§ Short task
Search the listing below for the string "page" and show each line that contains it.
━━ Materials provided ━━
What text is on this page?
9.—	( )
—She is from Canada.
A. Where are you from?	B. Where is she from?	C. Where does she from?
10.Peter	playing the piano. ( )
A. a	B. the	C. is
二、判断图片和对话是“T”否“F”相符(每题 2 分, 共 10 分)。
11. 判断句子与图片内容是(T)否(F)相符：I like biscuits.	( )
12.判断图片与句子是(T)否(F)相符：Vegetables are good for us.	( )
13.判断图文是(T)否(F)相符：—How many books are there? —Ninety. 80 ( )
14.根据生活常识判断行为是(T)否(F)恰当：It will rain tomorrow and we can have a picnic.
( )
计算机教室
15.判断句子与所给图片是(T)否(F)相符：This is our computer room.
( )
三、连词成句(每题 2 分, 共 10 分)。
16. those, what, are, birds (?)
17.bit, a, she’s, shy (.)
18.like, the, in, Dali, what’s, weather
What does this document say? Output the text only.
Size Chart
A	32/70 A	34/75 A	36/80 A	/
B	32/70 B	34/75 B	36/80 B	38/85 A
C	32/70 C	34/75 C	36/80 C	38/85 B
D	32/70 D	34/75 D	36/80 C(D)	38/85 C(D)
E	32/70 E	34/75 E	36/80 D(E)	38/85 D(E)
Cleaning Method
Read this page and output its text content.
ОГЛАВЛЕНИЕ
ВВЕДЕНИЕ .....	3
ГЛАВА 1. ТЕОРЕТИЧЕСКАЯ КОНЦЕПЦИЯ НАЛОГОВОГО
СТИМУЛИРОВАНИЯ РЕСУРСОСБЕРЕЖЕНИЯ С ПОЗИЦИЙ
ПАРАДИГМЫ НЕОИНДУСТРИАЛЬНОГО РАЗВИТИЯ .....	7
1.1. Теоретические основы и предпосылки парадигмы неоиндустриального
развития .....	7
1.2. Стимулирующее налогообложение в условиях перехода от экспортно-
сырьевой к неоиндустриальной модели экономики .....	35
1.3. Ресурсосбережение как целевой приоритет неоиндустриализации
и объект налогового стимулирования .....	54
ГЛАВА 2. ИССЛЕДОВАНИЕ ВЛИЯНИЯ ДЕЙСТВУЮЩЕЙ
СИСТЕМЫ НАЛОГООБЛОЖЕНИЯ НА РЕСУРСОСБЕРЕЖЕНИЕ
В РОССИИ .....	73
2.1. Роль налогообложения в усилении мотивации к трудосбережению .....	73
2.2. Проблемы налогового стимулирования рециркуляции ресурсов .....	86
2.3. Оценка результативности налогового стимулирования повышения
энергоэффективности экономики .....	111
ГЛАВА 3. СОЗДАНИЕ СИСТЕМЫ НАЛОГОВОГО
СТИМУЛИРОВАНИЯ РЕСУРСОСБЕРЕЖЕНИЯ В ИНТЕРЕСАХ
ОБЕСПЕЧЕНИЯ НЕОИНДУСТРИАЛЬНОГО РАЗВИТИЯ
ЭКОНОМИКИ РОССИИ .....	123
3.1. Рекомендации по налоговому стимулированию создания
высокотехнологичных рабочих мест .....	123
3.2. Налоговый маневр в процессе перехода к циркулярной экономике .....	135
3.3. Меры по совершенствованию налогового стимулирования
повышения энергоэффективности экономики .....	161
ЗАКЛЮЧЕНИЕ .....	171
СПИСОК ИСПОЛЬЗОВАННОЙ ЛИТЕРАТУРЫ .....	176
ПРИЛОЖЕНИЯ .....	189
━━━
§ Written solution
What text is on this page?
Read this page and output its text content.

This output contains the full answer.